Return every line below as is, leaving out the pictures.

### EXTRACTED INFORMATION
********
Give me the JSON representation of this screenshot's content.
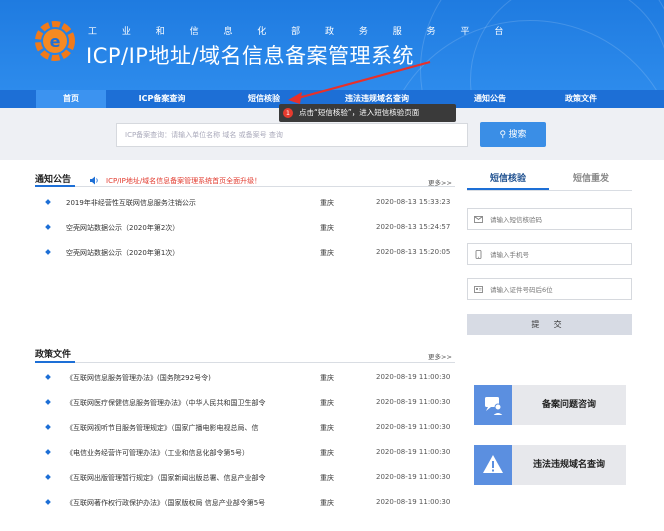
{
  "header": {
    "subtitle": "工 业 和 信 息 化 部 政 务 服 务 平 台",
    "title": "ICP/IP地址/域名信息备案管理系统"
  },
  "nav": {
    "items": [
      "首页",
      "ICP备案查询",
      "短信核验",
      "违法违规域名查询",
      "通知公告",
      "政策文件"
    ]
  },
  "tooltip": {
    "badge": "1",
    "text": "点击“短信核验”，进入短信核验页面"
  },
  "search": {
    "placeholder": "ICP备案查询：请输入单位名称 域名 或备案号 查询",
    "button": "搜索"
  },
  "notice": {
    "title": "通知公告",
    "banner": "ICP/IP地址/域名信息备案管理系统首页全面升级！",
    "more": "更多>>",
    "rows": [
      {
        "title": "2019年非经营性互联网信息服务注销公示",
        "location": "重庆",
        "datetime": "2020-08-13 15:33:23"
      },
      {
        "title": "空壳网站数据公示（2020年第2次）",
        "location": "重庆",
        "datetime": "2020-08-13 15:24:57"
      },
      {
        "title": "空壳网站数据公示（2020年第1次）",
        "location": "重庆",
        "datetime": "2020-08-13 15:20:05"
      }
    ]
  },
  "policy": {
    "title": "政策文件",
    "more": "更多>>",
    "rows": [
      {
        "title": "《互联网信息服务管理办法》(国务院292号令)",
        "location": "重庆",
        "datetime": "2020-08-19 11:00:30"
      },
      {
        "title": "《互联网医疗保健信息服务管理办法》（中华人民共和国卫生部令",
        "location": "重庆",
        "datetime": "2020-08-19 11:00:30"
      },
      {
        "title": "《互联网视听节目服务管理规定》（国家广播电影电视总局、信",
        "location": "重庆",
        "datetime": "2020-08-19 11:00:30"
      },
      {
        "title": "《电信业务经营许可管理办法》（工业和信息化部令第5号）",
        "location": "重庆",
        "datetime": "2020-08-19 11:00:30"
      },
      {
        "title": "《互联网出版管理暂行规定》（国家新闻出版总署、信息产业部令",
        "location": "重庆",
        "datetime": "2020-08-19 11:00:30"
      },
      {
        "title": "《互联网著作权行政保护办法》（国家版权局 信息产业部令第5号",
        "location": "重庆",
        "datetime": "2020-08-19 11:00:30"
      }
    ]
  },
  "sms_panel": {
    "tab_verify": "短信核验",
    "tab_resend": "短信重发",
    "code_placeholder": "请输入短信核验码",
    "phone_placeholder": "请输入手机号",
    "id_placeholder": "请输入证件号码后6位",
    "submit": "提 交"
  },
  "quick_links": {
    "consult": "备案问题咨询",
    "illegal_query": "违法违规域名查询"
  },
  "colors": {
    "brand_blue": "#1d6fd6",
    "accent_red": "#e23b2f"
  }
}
********
### SOLUTION TO THE EXERCISE
Give me the JSON representation of this screenshot's content.
{
  "header": {
    "subtitle": "工 业 和 信 息 化 部 政 务 服 务 平 台",
    "title": "ICP/IP地址/域名信息备案管理系统"
  },
  "nav": {
    "items": [
      "首页",
      "ICP备案查询",
      "短信核验",
      "违法违规域名查询",
      "通知公告",
      "政策文件"
    ]
  },
  "tooltip": {
    "badge": "1",
    "text": "点击“短信核验”，进入短信核验页面"
  },
  "search": {
    "placeholder": "ICP备案查询：请输入单位名称 域名 或备案号 查询",
    "button": "搜索"
  },
  "notice": {
    "title": "通知公告",
    "banner": "ICP/IP地址/域名信息备案管理系统首页全面升级！",
    "more": "更多>>",
    "rows": [
      {
        "title": "2019年非经营性互联网信息服务注销公示",
        "location": "重庆",
        "datetime": "2020-08-13 15:33:23"
      },
      {
        "title": "空壳网站数据公示（2020年第2次）",
        "location": "重庆",
        "datetime": "2020-08-13 15:24:57"
      },
      {
        "title": "空壳网站数据公示（2020年第1次）",
        "location": "重庆",
        "datetime": "2020-08-13 15:20:05"
      }
    ]
  },
  "policy": {
    "title": "政策文件",
    "more": "更多>>",
    "rows": [
      {
        "title": "《互联网信息服务管理办法》(国务院292号令)",
        "location": "重庆",
        "datetime": "2020-08-19 11:00:30"
      },
      {
        "title": "《互联网医疗保健信息服务管理办法》（中华人民共和国卫生部令",
        "location": "重庆",
        "datetime": "2020-08-19 11:00:30"
      },
      {
        "title": "《互联网视听节目服务管理规定》（国家广播电影电视总局、信",
        "location": "重庆",
        "datetime": "2020-08-19 11:00:30"
      },
      {
        "title": "《电信业务经营许可管理办法》（工业和信息化部令第5号）",
        "location": "重庆",
        "datetime": "2020-08-19 11:00:30"
      },
      {
        "title": "《互联网出版管理暂行规定》（国家新闻出版总署、信息产业部令",
        "location": "重庆",
        "datetime": "2020-08-19 11:00:30"
      },
      {
        "title": "《互联网著作权行政保护办法》（国家版权局 信息产业部令第5号",
        "location": "重庆",
        "datetime": "2020-08-19 11:00:30"
      }
    ]
  },
  "sms_panel": {
    "tab_verify": "短信核验",
    "tab_resend": "短信重发",
    "code_placeholder": "请输入短信核验码",
    "phone_placeholder": "请输入手机号",
    "id_placeholder": "请输入证件号码后6位",
    "submit": "提 交"
  },
  "quick_links": {
    "consult": "备案问题咨询",
    "illegal_query": "违法违规域名查询"
  },
  "colors": {
    "brand_blue": "#1d6fd6",
    "accent_red": "#e23b2f"
  }
}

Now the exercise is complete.